Reproduce the records below in their entirety, character for character.

## begin Data listing

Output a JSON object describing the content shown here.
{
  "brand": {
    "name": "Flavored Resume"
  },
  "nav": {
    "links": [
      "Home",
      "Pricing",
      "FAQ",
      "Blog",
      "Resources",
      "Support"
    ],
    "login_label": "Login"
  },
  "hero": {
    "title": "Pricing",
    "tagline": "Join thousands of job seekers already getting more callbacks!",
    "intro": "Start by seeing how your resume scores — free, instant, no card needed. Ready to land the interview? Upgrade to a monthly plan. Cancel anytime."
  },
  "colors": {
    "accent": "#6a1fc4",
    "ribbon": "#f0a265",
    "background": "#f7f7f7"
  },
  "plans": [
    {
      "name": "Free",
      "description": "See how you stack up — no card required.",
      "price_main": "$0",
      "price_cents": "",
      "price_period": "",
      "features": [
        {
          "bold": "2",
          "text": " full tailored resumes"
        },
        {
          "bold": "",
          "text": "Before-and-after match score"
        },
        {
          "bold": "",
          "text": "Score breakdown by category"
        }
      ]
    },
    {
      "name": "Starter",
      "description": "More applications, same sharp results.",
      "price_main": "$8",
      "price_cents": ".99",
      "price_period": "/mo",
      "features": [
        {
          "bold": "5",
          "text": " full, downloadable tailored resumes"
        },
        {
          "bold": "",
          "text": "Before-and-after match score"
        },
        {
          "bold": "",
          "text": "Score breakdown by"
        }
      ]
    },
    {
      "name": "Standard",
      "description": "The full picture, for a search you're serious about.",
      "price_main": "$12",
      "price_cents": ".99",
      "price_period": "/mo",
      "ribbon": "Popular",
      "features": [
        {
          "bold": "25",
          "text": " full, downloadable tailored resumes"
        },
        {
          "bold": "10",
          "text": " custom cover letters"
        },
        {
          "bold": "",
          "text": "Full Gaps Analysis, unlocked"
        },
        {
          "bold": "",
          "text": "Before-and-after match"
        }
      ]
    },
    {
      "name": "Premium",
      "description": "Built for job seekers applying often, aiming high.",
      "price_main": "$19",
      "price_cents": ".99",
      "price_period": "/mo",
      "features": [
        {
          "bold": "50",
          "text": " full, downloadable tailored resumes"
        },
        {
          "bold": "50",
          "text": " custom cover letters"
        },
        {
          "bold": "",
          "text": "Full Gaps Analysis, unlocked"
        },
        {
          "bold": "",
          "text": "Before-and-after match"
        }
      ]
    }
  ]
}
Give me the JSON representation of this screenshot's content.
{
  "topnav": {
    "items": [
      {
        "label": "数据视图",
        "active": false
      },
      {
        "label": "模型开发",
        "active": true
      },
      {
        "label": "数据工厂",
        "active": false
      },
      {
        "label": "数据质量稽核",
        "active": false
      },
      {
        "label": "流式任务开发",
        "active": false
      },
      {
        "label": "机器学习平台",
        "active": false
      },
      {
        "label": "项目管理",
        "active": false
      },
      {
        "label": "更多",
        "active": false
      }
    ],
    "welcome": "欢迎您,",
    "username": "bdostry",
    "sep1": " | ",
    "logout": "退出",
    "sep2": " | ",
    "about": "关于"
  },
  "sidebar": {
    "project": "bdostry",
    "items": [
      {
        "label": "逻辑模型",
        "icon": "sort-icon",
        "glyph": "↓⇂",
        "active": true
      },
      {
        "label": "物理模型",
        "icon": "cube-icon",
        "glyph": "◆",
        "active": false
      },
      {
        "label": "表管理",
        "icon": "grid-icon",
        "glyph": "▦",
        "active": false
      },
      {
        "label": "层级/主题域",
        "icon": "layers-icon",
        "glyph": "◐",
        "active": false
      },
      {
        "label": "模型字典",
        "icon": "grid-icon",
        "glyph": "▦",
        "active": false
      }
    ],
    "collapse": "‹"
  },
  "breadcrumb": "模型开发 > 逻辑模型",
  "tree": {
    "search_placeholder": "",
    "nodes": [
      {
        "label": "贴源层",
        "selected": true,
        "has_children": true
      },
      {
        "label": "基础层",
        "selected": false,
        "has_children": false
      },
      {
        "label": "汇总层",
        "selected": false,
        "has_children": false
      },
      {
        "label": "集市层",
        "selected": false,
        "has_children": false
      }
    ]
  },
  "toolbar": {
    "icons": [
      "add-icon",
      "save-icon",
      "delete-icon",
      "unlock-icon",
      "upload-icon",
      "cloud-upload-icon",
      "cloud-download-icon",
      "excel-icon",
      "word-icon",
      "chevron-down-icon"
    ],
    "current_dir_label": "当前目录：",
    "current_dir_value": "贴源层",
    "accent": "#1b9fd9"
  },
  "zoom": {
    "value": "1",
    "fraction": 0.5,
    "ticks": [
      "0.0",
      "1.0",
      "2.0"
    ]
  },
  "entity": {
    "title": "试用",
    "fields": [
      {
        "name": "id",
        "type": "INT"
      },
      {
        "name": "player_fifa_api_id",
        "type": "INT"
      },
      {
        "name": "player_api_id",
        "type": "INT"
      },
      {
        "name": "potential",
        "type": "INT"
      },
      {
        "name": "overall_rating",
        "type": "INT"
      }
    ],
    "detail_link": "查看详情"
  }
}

## end Data listing

### [Solved problem]
Output a JSON object describing the content shown here.
{
  "brand": {
    "name": "Flavored Resume"
  },
  "nav": {
    "links": [
      "Home",
      "Pricing",
      "FAQ",
      "Blog",
      "Resources",
      "Support"
    ],
    "login_label": "Login"
  },
  "hero": {
    "title": "Pricing",
    "tagline": "Join thousands of job seekers already getting more callbacks!",
    "intro": "Start by seeing how your resume scores — free, instant, no card needed. Ready to land the interview? Upgrade to a monthly plan. Cancel anytime."
  },
  "colors": {
    "accent": "#6a1fc4",
    "ribbon": "#f0a265",
    "background": "#f7f7f7"
  },
  "plans": [
    {
      "name": "Free",
      "description": "See how you stack up — no card required.",
      "price_main": "$0",
      "price_cents": "",
      "price_period": "",
      "features": [
        {
          "bold": "2",
          "text": " full tailored resumes"
        },
        {
          "bold": "",
          "text": "Before-and-after match score"
        },
        {
          "bold": "",
          "text": "Score breakdown by category"
        }
      ]
    },
    {
      "name": "Starter",
      "description": "More applications, same sharp results.",
      "price_main": "$8",
      "price_cents": ".99",
      "price_period": "/mo",
      "features": [
        {
          "bold": "5",
          "text": " full, downloadable tailored resumes"
        },
        {
          "bold": "",
          "text": "Before-and-after match score"
        },
        {
          "bold": "",
          "text": "Score breakdown by"
        }
      ]
    },
    {
      "name": "Standard",
      "description": "The full picture, for a search you're serious about.",
      "price_main": "$12",
      "price_cents": ".99",
      "price_period": "/mo",
      "ribbon": "Popular",
      "features": [
        {
          "bold": "25",
          "text": " full, downloadable tailored resumes"
        },
        {
          "bold": "10",
          "text": " custom cover letters"
        },
        {
          "bold": "",
          "text": "Full Gaps Analysis, unlocked"
        },
        {
          "bold": "",
          "text": "Before-and-after match"
        }
      ]
    },
    {
      "name": "Premium",
      "description": "Built for job seekers applying often, aiming high.",
      "price_main": "$19",
      "price_cents": ".99",
      "price_period": "/mo",
      "features": [
        {
          "bold": "50",
          "text": " full, downloadable tailored resumes"
        },
        {
          "bold": "50",
          "text": " custom cover letters"
        },
        {
          "bold": "",
          "text": "Full Gaps Analysis, unlocked"
        },
        {
          "bold": "",
          "text": "Before-and-after match"
        }
      ]
    }
  ]
}
Give me the JSON representation of this screenshot's content.
{
  "topnav": {
    "items": [
      {
        "label": "数据视图",
        "active": false
      },
      {
        "label": "模型开发",
        "active": true
      },
      {
        "label": "数据工厂",
        "active": false
      },
      {
        "label": "数据质量稽核",
        "active": false
      },
      {
        "label": "流式任务开发",
        "active": false
      },
      {
        "label": "机器学习平台",
        "active": false
      },
      {
        "label": "项目管理",
        "active": false
      },
      {
        "label": "更多",
        "active": false
      }
    ],
    "welcome": "欢迎您,",
    "username": "bdostry",
    "sep1": " | ",
    "logout": "退出",
    "sep2": " | ",
    "about": "关于"
  },
  "sidebar": {
    "project": "bdostry",
    "items": [
      {
        "label": "逻辑模型",
        "icon": "sort-icon",
        "glyph": "↓⇂",
        "active": true
      },
      {
        "label": "物理模型",
        "icon": "cube-icon",
        "glyph": "◆",
        "active": false
      },
      {
        "label": "表管理",
        "icon": "grid-icon",
        "glyph": "▦",
        "active": false
      },
      {
        "label": "层级/主题域",
        "icon": "layers-icon",
        "glyph": "◐",
        "active": false
      },
      {
        "label": "模型字典",
        "icon": "grid-icon",
        "glyph": "▦",
        "active": false
      }
    ],
    "collapse": "‹"
  },
  "breadcrumb": "模型开发 > 逻辑模型",
  "tree": {
    "search_placeholder": "",
    "nodes": [
      {
        "label": "贴源层",
        "selected": true,
        "has_children": true
      },
      {
        "label": "基础层",
        "selected": false,
        "has_children": false
      },
      {
        "label": "汇总层",
        "selected": false,
        "has_children": false
      },
      {
        "label": "集市层",
        "selected": false,
        "has_children": false
      }
    ]
  },
  "toolbar": {
    "icons": [
      "add-icon",
      "save-icon",
      "delete-icon",
      "unlock-icon",
      "upload-icon",
      "cloud-upload-icon",
      "cloud-download-icon",
      "excel-icon",
      "word-icon",
      "chevron-down-icon"
    ],
    "current_dir_label": "当前目录：",
    "current_dir_value": "贴源层",
    "accent": "#1b9fd9"
  },
  "zoom": {
    "value": "1",
    "fraction": 0.5,
    "ticks": [
      "0.0",
      "1.0",
      "2.0"
    ]
  },
  "entity": {
    "title": "试用",
    "fields": [
      {
        "name": "id",
        "type": "INT"
      },
      {
        "name": "player_fifa_api_id",
        "type": "INT"
      },
      {
        "name": "player_api_id",
        "type": "INT"
      },
      {
        "name": "potential",
        "type": "INT"
      },
      {
        "name": "overall_rating",
        "type": "INT"
      }
    ],
    "detail_link": "查看详情"
  }
}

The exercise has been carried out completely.